• PROBLEM REQUIREMENTS
Copy every line of the records below where the word "Межбюджетные" occurs.

[Source data]
::::

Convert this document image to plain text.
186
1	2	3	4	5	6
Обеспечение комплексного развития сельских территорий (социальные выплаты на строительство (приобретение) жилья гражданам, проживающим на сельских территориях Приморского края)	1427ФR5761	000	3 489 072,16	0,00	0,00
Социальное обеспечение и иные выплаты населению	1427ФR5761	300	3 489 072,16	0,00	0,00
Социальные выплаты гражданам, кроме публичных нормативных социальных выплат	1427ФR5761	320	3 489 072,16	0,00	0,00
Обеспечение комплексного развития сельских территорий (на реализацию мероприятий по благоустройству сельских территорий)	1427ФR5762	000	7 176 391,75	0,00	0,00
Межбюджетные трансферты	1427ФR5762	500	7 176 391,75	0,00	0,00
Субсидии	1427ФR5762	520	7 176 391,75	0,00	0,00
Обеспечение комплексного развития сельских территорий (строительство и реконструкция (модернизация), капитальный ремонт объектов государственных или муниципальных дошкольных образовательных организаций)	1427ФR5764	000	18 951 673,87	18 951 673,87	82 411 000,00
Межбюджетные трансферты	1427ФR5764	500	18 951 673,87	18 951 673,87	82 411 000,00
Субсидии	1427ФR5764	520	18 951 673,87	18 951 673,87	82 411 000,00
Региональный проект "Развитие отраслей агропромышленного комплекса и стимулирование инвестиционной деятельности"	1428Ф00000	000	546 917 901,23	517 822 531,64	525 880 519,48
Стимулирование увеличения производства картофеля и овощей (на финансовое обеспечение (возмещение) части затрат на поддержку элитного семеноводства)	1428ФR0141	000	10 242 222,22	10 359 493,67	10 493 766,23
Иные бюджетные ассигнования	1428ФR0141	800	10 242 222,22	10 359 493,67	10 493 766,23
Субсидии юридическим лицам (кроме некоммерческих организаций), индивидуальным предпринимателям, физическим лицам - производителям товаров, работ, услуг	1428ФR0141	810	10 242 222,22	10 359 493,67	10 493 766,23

::::

• ANSWER TO THIS EXERCISE
Межбюджетные трансферты	1427ФR5762	500	7 176 391,75	0,00	0,00
Межбюджетные трансферты	1427ФR5764	500	18 951 673,87	18 951 673,87	82 411 000,00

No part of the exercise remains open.